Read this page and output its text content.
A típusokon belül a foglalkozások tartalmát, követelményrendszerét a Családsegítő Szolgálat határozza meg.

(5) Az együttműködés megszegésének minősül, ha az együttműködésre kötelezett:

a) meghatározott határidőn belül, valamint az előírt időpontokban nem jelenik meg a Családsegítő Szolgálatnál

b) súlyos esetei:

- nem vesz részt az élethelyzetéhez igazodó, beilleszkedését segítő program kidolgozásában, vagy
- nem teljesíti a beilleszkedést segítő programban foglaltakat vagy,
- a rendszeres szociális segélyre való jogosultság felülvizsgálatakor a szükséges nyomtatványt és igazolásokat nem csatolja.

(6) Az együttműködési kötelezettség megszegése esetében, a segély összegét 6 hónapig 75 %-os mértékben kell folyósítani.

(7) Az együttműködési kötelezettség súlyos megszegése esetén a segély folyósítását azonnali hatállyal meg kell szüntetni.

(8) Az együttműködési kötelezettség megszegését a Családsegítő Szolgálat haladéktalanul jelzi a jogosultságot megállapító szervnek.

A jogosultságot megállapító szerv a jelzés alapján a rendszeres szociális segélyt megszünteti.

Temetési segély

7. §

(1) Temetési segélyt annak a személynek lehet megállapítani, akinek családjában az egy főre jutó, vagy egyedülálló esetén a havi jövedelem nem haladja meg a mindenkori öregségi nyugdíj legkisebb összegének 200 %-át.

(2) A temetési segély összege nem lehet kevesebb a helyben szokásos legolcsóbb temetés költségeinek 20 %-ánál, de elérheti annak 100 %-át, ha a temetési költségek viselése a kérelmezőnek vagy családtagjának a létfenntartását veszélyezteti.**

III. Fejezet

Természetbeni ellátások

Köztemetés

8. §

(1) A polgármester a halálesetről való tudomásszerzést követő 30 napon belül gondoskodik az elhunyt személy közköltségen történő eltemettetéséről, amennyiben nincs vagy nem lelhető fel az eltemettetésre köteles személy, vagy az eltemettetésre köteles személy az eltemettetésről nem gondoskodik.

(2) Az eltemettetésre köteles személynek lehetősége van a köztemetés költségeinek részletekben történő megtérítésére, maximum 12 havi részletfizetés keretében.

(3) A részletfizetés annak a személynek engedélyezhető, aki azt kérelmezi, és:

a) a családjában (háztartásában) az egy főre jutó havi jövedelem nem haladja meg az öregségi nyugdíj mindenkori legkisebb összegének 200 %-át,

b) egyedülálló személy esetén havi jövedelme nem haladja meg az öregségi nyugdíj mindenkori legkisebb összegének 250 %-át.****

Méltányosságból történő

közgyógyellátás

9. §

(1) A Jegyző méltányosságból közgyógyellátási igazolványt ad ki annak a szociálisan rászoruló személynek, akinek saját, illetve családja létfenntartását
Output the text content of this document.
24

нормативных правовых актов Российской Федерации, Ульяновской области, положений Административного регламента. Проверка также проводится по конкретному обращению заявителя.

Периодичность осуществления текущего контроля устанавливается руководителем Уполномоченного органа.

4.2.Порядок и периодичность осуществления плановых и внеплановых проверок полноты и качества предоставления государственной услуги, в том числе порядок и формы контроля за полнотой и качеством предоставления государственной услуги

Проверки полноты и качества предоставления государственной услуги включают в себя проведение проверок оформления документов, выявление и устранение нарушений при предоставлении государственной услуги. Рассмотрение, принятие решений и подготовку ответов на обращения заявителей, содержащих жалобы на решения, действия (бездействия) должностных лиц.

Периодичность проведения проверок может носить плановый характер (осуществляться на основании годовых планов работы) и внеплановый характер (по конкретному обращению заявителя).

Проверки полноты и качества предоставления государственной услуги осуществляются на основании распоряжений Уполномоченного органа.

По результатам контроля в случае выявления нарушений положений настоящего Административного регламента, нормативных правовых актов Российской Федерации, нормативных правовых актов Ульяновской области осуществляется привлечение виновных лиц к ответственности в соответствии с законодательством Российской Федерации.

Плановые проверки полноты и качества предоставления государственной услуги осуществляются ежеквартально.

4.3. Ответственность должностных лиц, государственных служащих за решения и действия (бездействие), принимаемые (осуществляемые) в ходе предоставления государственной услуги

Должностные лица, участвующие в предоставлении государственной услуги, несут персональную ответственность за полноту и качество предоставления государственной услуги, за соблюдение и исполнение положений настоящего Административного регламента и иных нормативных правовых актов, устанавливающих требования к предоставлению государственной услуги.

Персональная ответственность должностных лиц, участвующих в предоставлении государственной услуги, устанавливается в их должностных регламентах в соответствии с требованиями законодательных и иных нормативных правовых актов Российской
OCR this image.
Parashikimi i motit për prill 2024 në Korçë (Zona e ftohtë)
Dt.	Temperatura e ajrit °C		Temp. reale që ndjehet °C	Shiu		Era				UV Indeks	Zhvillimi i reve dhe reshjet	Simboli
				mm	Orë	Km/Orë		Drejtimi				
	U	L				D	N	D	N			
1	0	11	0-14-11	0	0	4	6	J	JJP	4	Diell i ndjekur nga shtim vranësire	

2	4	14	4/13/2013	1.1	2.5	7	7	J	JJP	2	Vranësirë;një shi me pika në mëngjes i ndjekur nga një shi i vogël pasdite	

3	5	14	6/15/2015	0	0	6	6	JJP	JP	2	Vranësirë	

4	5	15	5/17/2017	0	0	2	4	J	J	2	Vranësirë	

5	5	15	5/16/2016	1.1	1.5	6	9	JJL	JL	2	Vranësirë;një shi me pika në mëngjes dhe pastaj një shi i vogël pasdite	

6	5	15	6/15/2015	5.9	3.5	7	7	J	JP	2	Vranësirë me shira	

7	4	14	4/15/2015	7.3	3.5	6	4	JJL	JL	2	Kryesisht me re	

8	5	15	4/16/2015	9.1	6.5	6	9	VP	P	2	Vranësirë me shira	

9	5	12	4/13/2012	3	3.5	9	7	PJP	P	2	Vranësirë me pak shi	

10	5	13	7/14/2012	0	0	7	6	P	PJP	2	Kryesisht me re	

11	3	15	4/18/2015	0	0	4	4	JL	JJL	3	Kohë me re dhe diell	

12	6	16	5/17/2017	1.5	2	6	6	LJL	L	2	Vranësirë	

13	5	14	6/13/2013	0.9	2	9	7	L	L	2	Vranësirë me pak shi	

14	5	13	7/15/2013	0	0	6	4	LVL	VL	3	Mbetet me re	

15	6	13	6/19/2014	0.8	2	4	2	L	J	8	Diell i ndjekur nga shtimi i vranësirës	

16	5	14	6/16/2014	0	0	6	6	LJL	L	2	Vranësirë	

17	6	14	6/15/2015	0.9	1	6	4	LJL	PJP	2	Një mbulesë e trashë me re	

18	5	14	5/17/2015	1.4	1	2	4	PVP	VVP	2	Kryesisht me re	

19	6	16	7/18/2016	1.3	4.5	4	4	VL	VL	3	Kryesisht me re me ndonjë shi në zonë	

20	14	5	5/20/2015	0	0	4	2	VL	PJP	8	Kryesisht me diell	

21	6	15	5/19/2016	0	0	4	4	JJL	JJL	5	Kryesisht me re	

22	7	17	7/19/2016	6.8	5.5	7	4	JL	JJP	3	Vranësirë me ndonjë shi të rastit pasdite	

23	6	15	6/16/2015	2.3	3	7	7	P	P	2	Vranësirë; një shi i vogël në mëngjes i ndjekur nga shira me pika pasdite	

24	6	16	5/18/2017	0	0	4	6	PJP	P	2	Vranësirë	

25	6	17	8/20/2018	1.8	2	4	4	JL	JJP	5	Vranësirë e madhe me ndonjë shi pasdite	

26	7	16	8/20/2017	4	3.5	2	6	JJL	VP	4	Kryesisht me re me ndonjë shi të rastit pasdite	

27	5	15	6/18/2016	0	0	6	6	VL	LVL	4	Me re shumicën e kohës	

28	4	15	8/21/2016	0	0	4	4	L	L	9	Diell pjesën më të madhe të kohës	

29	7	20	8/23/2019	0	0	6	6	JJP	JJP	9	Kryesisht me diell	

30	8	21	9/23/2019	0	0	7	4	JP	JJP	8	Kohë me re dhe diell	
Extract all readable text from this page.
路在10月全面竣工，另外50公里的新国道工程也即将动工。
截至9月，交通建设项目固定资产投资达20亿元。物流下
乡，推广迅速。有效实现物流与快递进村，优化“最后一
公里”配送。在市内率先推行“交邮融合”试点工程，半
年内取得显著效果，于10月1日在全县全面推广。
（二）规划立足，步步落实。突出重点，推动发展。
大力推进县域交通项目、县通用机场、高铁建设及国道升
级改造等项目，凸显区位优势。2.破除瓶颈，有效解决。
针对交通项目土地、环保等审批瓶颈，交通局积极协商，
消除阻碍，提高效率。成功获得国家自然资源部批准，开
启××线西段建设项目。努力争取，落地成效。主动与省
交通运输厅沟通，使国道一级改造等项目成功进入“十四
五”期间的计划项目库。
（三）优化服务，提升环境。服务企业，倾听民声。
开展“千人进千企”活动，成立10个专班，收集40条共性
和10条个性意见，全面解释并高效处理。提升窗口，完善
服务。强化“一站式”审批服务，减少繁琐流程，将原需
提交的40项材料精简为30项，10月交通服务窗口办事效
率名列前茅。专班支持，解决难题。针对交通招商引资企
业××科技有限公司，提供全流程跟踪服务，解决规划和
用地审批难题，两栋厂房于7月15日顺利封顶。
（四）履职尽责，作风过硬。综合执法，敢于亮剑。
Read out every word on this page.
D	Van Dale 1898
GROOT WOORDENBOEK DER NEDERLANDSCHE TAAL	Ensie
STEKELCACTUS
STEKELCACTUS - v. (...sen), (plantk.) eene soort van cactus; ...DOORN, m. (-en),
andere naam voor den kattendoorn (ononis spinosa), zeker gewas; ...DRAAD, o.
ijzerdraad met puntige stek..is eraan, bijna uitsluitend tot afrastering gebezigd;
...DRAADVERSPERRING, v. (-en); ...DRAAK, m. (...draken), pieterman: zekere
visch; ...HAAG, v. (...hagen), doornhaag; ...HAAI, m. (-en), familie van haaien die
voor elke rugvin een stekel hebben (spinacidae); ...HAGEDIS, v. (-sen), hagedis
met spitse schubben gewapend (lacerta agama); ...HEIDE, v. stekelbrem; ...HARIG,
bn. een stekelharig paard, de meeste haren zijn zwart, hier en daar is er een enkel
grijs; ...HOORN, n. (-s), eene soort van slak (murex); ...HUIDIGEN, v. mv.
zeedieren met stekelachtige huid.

-=-=-=-=-

■ **Task goal**: Go through the preceding material and copy each line that has the word "jogosultságot".

■ **Task output**:
(8) Az együttműködési kötelezettség megszegését a Családsegítő Szolgálat haladéktalanul jelzi a jogosultságot megállapító szervnek.
A jogosultságot megállapító szerv a jelzés alapján a rendszeres szociális segélyt megszünteti.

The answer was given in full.